### Exercise
In the speedlite article below, write out word for word the passage that begins with the words "So that got" and ends with "hard light source.".

Yes, I know that I am still on a bit of a Flash Fu kick. But here’s why: I truly believe that few photographers are really leveraging their investment in speedlites as much as they can be. Many (most?) pop the speedlite on top of the camera…and that’s about it, except for maybe incorporating some bounce techniques. Off camera flash with speedlites? I’m beginning to see more of that happening, but perhaps not nearly enough. Why not? To really master using speedlites off camera, one has to:
- recognize the power that a speedlite packs,
- invest a little in equipment to properly use speedlites off camera ( it really doesn’t take much coinage),
- RTFM, (read the “free” manual) 🙂
- understand and leverage the intelligence of the camera/speedlite eTTL (or iTTL for Nikon) linkage and leverage it whenever possible, and
- practice, practice, practice!
After being a purely “manual” photographer for a number of years, in the past few years I have somewhat begrudgingly forced myself to partner with the intelligence built into my newest camera and flash combo, the Canon 5D MKII and the Canon 580EXII speedlite. I have found that by understanding the full capabilities of these tools I can offload some of the thinking when necessary and concentrate more on the creative aspect of the shot. I’ve shown some of my success in using these tools coupled with RadioPoppers to facilitate adding eTTL flash to high contrast scenes shot in full sun. It’s worked well, and is now something I do for almost every outdoor portrait or wedding shoot.
So that got me to thinkin’: Could I begin to successfully use eTTL flash in my in-studio portrait work? Is that sacrilege? My thought is “why not?”. I use eTTL flash for environmental portraits. I showed this spring how one can use eTTL flash for food photography. Why not try it for studio portraits?? The biggest reason I could think of, and it is valid, is that I have invested a lot of money into studio strobes and softboxes. The only other reasons I could think of were:
- Would the light be soft enough? Speedlites are a small, hard light source.
- Would the lighting be consistent? Ah, that could be the big one. After all, one of the major benefits of using studio lighting is consistent, repeatable results.
I tackled the “softness issue” first by opening up the wallet (but not very much) and bought two Creative Light softboxes: a 5′ Octobox for my key light ($206 retail) and a 2′ square softbox for my edge/hairlight $155 retail). I also needed two speedlite speedrings at $97 each. [Full disclosure note: as an instructor, I did receive a educator discount from MAC; the prices shown here are suggested retail…I paid less.] So for $555 — less than I paid for my Larson 4×6 softbox — I had a two light speedlite studio modifier kit.

### Provided records
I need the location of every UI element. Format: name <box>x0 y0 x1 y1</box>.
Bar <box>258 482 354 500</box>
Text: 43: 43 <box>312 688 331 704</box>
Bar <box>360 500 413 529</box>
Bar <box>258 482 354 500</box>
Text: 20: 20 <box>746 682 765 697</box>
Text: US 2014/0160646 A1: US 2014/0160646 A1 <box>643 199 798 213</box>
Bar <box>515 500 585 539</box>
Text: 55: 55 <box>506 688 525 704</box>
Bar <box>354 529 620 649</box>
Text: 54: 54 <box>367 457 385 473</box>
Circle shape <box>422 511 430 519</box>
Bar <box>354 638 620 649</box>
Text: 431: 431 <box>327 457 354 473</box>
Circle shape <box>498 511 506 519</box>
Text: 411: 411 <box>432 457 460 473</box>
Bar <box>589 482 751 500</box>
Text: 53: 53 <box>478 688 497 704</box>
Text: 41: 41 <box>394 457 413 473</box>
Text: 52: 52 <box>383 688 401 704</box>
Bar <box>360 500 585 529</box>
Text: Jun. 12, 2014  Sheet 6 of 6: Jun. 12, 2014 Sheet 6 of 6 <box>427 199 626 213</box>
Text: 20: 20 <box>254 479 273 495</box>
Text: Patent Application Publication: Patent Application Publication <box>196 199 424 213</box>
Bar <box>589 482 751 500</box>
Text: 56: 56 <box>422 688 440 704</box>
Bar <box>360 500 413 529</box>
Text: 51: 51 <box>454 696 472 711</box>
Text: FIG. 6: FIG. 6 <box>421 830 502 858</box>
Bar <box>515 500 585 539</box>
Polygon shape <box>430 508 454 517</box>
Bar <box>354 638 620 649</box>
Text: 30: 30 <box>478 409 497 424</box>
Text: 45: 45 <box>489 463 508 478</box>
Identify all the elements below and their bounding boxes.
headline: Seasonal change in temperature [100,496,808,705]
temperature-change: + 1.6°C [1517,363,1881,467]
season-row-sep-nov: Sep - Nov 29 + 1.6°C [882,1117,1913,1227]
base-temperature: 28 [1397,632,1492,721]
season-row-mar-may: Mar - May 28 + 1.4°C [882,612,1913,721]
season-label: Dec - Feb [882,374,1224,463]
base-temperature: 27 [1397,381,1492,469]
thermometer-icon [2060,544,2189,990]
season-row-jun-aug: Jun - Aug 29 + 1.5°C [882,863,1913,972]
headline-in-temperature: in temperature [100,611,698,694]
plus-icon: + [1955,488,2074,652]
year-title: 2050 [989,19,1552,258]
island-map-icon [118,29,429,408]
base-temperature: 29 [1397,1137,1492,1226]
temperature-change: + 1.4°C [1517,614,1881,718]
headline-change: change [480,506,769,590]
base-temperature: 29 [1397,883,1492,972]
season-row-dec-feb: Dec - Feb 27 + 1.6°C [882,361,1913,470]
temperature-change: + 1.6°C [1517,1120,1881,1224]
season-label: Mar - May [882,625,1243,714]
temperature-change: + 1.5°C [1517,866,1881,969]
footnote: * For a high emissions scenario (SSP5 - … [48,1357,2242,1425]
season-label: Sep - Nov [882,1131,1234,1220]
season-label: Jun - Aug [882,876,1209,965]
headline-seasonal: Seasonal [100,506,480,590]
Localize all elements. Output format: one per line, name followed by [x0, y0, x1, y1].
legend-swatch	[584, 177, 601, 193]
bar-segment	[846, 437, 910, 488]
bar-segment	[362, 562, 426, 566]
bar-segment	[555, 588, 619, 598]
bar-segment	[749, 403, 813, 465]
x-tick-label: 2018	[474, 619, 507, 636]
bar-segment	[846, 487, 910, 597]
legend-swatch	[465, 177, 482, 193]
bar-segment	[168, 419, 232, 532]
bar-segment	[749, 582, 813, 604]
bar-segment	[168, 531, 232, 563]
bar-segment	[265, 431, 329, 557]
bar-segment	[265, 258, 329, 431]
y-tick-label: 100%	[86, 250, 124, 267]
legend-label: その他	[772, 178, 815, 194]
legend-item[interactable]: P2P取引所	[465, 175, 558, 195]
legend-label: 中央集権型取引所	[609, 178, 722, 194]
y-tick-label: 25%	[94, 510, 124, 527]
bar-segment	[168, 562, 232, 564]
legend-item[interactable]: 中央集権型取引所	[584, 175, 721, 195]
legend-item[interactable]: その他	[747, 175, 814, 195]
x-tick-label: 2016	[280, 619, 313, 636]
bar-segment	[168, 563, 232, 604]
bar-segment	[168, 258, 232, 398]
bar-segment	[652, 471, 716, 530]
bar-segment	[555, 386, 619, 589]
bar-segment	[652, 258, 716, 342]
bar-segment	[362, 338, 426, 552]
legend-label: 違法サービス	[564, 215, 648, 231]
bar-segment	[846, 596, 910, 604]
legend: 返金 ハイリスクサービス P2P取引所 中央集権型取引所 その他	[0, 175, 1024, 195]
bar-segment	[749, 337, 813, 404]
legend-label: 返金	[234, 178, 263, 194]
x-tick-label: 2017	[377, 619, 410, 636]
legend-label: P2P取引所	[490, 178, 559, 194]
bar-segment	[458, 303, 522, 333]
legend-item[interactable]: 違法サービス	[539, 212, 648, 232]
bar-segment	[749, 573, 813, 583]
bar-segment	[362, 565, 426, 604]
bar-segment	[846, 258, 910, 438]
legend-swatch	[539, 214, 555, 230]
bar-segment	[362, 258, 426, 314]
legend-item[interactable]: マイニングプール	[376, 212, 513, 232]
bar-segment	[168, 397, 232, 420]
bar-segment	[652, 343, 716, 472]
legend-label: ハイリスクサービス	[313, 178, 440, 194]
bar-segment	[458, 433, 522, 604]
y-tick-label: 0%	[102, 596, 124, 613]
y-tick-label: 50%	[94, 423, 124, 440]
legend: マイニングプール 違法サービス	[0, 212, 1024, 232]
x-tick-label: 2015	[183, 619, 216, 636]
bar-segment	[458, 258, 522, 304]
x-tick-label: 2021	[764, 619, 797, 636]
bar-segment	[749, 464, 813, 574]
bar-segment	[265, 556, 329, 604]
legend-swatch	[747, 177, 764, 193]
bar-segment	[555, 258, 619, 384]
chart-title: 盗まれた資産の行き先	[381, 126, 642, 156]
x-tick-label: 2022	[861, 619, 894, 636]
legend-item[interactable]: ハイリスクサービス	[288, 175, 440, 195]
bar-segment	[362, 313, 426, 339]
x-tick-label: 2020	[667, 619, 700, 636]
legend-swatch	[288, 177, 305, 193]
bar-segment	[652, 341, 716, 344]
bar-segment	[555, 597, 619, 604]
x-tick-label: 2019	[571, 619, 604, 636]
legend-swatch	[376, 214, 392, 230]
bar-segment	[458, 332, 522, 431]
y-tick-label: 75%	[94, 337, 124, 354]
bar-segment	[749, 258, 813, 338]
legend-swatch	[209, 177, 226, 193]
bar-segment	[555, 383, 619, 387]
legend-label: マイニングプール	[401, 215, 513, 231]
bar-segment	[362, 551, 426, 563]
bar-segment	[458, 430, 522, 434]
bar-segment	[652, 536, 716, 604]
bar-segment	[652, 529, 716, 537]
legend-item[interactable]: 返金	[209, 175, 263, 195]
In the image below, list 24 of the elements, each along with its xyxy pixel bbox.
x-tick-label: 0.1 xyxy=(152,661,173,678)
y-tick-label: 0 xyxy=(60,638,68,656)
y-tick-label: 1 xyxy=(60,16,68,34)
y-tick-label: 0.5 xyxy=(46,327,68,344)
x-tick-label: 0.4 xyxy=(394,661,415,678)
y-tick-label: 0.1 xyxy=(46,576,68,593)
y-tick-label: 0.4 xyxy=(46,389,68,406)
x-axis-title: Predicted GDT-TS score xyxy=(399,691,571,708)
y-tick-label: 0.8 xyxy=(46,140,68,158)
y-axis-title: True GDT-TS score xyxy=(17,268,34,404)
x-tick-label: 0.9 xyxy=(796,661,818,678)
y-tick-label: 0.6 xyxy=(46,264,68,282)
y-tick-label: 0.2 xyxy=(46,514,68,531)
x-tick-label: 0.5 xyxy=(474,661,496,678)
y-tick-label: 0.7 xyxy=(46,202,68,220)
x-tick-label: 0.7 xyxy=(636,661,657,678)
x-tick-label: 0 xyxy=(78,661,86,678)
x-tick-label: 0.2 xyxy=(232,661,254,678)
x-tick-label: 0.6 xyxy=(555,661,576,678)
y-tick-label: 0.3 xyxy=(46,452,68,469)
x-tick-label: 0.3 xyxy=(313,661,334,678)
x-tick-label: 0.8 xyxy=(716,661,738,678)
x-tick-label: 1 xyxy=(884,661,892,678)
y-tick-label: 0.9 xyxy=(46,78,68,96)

### Written answer
So that got me to thinkin’: Could I begin to successfully use eTTL flash in my in-studio portrait work? Is that sacrilege? My thought is “why not?”. I use eTTL flash for environmental portraits. I showed this spring how one can use eTTL flash for food photography. Why not try it for studio portraits?? The biggest reason I could think of, and it is valid, is that I have invested a lot of money into studio strobes and softboxes. The only other reasons I could think of were:
- Would the light be soft enough? Speedlites are a small, hard light source.